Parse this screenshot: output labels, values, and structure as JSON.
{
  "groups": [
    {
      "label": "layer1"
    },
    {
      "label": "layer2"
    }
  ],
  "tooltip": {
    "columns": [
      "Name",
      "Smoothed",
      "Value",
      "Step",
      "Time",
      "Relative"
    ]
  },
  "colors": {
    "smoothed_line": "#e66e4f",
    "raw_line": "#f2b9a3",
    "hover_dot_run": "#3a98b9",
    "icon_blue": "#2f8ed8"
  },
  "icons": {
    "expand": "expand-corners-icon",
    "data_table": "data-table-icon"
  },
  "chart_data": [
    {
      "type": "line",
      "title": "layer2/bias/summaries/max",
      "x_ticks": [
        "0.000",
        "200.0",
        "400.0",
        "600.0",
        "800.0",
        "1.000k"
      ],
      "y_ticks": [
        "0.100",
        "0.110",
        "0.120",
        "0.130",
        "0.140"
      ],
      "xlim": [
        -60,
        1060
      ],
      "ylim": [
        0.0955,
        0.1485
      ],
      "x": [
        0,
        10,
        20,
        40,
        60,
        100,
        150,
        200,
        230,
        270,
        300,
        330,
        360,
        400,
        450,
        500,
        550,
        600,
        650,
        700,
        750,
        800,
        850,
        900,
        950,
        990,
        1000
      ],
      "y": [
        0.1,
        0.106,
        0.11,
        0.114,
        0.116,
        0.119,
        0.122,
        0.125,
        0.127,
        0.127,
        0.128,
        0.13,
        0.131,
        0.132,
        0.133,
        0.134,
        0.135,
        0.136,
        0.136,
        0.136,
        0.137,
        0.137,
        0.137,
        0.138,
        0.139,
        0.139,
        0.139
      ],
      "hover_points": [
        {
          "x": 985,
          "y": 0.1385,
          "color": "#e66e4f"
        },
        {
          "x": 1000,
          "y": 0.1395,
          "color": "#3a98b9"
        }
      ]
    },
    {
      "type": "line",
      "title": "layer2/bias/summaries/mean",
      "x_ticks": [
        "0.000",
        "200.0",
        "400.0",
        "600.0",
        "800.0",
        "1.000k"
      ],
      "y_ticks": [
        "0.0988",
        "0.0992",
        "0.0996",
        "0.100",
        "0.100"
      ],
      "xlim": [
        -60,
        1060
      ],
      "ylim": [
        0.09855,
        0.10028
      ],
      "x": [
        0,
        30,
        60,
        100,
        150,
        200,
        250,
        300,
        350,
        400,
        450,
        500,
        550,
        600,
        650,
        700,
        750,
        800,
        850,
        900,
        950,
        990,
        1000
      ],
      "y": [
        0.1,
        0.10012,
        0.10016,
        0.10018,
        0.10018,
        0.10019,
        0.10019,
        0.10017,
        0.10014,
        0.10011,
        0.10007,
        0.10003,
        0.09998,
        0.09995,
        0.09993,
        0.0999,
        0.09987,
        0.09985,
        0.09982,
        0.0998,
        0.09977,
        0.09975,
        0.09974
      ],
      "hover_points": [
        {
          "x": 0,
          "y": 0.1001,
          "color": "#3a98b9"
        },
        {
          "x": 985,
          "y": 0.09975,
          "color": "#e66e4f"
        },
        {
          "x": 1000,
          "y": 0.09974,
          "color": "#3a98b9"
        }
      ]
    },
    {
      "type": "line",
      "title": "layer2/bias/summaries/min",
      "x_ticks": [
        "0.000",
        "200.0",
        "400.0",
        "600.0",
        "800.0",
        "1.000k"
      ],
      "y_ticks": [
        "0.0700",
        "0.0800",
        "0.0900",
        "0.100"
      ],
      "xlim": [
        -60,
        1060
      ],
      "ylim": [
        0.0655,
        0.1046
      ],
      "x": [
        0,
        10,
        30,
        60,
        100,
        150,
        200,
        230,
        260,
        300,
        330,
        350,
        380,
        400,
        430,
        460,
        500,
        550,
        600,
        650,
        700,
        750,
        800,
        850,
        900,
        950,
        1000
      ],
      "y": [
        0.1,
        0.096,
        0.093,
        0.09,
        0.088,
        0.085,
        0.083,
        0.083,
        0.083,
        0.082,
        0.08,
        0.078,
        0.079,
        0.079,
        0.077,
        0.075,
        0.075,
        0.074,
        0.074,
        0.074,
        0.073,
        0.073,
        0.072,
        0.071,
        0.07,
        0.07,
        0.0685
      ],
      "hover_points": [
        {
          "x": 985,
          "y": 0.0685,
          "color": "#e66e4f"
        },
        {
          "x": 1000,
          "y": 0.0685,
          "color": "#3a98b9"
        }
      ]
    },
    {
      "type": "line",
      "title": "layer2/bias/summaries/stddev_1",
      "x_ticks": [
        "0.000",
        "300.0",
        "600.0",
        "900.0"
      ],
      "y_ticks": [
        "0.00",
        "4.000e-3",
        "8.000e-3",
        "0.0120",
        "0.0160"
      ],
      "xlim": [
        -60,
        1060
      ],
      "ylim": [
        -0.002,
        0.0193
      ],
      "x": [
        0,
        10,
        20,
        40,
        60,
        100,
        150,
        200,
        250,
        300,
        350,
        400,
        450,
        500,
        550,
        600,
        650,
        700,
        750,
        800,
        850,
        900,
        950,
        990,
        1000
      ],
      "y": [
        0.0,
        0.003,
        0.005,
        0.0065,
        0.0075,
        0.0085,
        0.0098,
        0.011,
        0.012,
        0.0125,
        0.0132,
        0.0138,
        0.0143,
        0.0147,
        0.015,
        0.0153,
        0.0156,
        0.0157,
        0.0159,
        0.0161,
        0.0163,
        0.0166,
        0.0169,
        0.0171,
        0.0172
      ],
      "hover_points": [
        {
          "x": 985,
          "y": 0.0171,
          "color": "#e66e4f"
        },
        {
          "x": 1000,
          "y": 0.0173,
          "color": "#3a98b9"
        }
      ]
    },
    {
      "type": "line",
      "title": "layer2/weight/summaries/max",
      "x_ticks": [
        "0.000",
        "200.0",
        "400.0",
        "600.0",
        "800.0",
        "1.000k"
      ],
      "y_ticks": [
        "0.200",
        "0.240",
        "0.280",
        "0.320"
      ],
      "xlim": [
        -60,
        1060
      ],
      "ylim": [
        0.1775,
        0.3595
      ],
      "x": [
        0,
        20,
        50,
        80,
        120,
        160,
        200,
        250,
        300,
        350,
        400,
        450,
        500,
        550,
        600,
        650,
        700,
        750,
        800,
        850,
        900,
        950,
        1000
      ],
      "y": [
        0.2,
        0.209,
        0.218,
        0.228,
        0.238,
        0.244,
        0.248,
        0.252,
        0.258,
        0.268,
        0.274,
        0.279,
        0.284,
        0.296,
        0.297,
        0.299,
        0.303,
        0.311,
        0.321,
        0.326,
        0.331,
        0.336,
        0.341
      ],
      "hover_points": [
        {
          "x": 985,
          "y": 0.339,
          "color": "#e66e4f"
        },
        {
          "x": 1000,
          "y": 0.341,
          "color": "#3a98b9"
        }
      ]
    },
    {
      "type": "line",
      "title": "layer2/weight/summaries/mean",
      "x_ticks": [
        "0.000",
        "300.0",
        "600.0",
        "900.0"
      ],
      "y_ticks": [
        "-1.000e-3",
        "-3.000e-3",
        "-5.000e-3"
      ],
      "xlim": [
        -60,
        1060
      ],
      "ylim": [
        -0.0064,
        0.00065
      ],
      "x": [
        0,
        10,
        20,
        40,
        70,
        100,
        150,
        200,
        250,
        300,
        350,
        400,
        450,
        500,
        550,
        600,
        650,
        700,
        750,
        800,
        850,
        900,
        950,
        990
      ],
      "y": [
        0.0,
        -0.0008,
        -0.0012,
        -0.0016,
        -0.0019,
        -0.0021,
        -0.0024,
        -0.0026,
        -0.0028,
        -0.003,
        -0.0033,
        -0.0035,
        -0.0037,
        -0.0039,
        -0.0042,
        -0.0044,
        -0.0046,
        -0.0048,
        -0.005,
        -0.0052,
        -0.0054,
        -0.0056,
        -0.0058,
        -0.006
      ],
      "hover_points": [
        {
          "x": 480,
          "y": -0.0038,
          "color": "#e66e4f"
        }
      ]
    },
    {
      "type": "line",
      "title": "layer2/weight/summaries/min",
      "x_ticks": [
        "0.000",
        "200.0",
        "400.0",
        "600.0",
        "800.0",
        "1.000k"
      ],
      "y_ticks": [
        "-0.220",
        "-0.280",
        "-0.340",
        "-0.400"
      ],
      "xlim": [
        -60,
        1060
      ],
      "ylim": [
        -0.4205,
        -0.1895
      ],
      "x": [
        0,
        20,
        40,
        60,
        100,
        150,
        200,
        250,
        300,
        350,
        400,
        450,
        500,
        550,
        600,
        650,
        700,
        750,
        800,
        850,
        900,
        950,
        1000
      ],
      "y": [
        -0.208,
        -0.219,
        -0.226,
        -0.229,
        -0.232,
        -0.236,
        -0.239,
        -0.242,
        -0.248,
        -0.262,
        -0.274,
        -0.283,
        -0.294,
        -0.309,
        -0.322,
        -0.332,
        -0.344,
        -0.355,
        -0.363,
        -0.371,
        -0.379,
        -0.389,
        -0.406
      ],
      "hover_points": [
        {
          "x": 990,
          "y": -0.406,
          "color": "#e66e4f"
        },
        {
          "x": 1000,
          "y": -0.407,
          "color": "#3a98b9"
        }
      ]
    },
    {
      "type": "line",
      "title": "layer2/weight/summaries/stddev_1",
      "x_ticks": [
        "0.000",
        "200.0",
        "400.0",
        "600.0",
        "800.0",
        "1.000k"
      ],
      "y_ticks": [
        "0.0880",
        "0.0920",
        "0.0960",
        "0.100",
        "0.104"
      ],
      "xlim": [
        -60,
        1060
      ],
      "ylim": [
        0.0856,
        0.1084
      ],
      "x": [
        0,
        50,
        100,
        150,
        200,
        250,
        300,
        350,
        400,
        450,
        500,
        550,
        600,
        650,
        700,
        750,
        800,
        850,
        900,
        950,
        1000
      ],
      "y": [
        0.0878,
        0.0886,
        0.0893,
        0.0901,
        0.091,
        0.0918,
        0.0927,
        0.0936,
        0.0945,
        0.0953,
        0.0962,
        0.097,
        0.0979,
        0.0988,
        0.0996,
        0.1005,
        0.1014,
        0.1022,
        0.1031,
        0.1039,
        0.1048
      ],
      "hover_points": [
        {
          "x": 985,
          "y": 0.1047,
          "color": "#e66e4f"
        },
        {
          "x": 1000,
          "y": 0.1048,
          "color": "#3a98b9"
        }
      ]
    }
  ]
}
___
• Your task:
Tally the lines of the data that contain the string "summaries" and report the total alone.

• Expected answer:
8